§ Supplied material
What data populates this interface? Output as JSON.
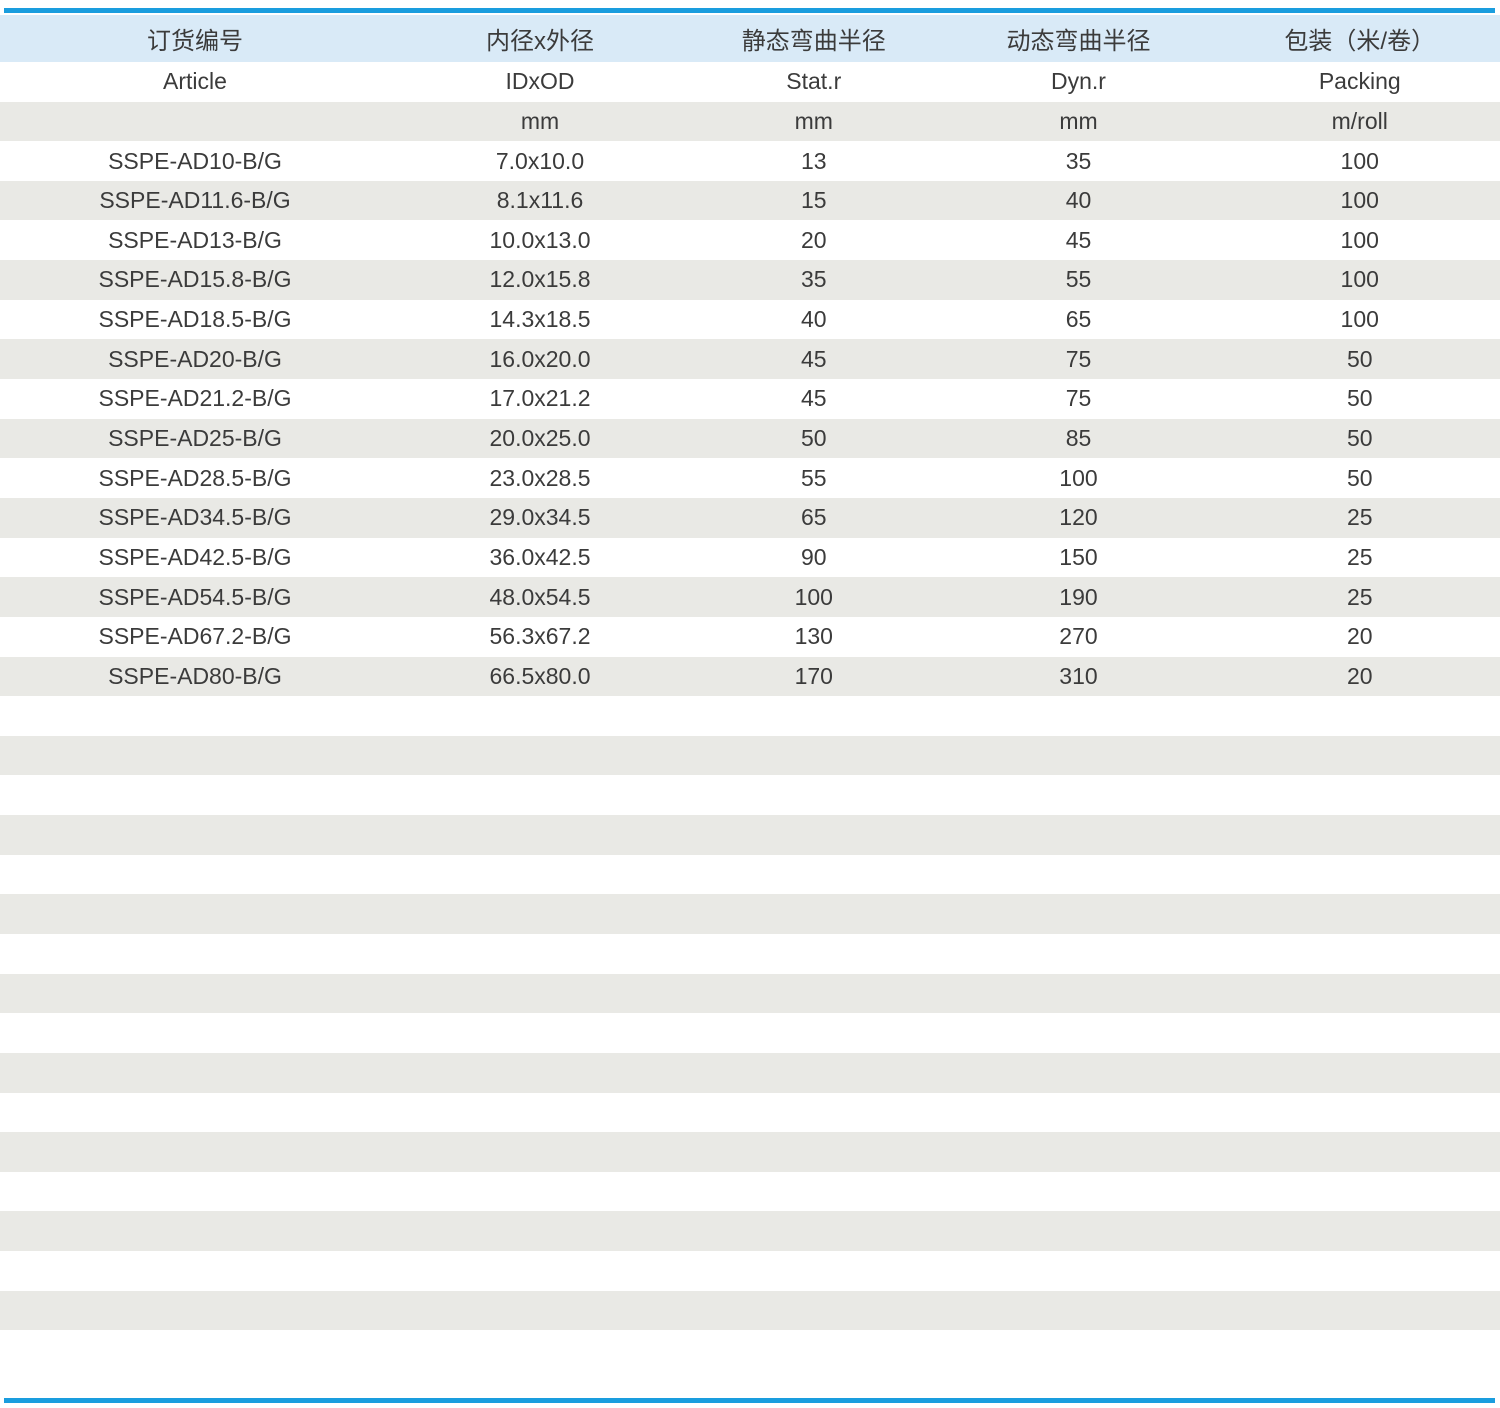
{
  "theme": {
    "accent_blue": "#1a9dde",
    "header_band_blue": "#d9eaf7",
    "row_stripe_gray": "#e9e9e5",
    "text_color": "#3b3b3b",
    "background": "#ffffff"
  },
  "table": {
    "columns": [
      {
        "key": "article",
        "label_zh": "订货编号",
        "label_en": "Article",
        "unit": ""
      },
      {
        "key": "idxod",
        "label_zh": "内径x外径",
        "label_en": "IDxOD",
        "unit": "mm"
      },
      {
        "key": "stat_r",
        "label_zh": "静态弯曲半径",
        "label_en": "Stat.r",
        "unit": "mm"
      },
      {
        "key": "dyn_r",
        "label_zh": "动态弯曲半径",
        "label_en": "Dyn.r",
        "unit": "mm"
      },
      {
        "key": "packing",
        "label_zh": "包装（米/卷）",
        "label_en": "Packing",
        "unit": "m/roll"
      }
    ],
    "rows": [
      [
        "SSPE-AD10-B/G",
        "7.0x10.0",
        "13",
        "35",
        "100"
      ],
      [
        "SSPE-AD11.6-B/G",
        "8.1x11.6",
        "15",
        "40",
        "100"
      ],
      [
        "SSPE-AD13-B/G",
        "10.0x13.0",
        "20",
        "45",
        "100"
      ],
      [
        "SSPE-AD15.8-B/G",
        "12.0x15.8",
        "35",
        "55",
        "100"
      ],
      [
        "SSPE-AD18.5-B/G",
        "14.3x18.5",
        "40",
        "65",
        "100"
      ],
      [
        "SSPE-AD20-B/G",
        "16.0x20.0",
        "45",
        "75",
        "50"
      ],
      [
        "SSPE-AD21.2-B/G",
        "17.0x21.2",
        "45",
        "75",
        "50"
      ],
      [
        "SSPE-AD25-B/G",
        "20.0x25.0",
        "50",
        "85",
        "50"
      ],
      [
        "SSPE-AD28.5-B/G",
        "23.0x28.5",
        "55",
        "100",
        "50"
      ],
      [
        "SSPE-AD34.5-B/G",
        "29.0x34.5",
        "65",
        "120",
        "25"
      ],
      [
        "SSPE-AD42.5-B/G",
        "36.0x42.5",
        "90",
        "150",
        "25"
      ],
      [
        "SSPE-AD54.5-B/G",
        "48.0x54.5",
        "100",
        "190",
        "25"
      ],
      [
        "SSPE-AD67.2-B/G",
        "56.3x67.2",
        "130",
        "270",
        "20"
      ],
      [
        "SSPE-AD80-B/G",
        "66.5x80.0",
        "170",
        "310",
        "20"
      ]
    ],
    "empty_trailing_rows": 16
  }
}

§ Job
Transcribe the full listing above exactly as it stands, minus the pictures.

§ Finished answer
What data populates this interface? Output as JSON.
{
  "theme": {
    "accent_blue": "#1a9dde",
    "header_band_blue": "#d9eaf7",
    "row_stripe_gray": "#e9e9e5",
    "text_color": "#3b3b3b",
    "background": "#ffffff"
  },
  "table": {
    "columns": [
      {
        "key": "article",
        "label_zh": "订货编号",
        "label_en": "Article",
        "unit": ""
      },
      {
        "key": "idxod",
        "label_zh": "内径x外径",
        "label_en": "IDxOD",
        "unit": "mm"
      },
      {
        "key": "stat_r",
        "label_zh": "静态弯曲半径",
        "label_en": "Stat.r",
        "unit": "mm"
      },
      {
        "key": "dyn_r",
        "label_zh": "动态弯曲半径",
        "label_en": "Dyn.r",
        "unit": "mm"
      },
      {
        "key": "packing",
        "label_zh": "包装（米/卷）",
        "label_en": "Packing",
        "unit": "m/roll"
      }
    ],
    "rows": [
      [
        "SSPE-AD10-B/G",
        "7.0x10.0",
        "13",
        "35",
        "100"
      ],
      [
        "SSPE-AD11.6-B/G",
        "8.1x11.6",
        "15",
        "40",
        "100"
      ],
      [
        "SSPE-AD13-B/G",
        "10.0x13.0",
        "20",
        "45",
        "100"
      ],
      [
        "SSPE-AD15.8-B/G",
        "12.0x15.8",
        "35",
        "55",
        "100"
      ],
      [
        "SSPE-AD18.5-B/G",
        "14.3x18.5",
        "40",
        "65",
        "100"
      ],
      [
        "SSPE-AD20-B/G",
        "16.0x20.0",
        "45",
        "75",
        "50"
      ],
      [
        "SSPE-AD21.2-B/G",
        "17.0x21.2",
        "45",
        "75",
        "50"
      ],
      [
        "SSPE-AD25-B/G",
        "20.0x25.0",
        "50",
        "85",
        "50"
      ],
      [
        "SSPE-AD28.5-B/G",
        "23.0x28.5",
        "55",
        "100",
        "50"
      ],
      [
        "SSPE-AD34.5-B/G",
        "29.0x34.5",
        "65",
        "120",
        "25"
      ],
      [
        "SSPE-AD42.5-B/G",
        "36.0x42.5",
        "90",
        "150",
        "25"
      ],
      [
        "SSPE-AD54.5-B/G",
        "48.0x54.5",
        "100",
        "190",
        "25"
      ],
      [
        "SSPE-AD67.2-B/G",
        "56.3x67.2",
        "130",
        "270",
        "20"
      ],
      [
        "SSPE-AD80-B/G",
        "66.5x80.0",
        "170",
        "310",
        "20"
      ]
    ],
    "empty_trailing_rows": 16
  }
}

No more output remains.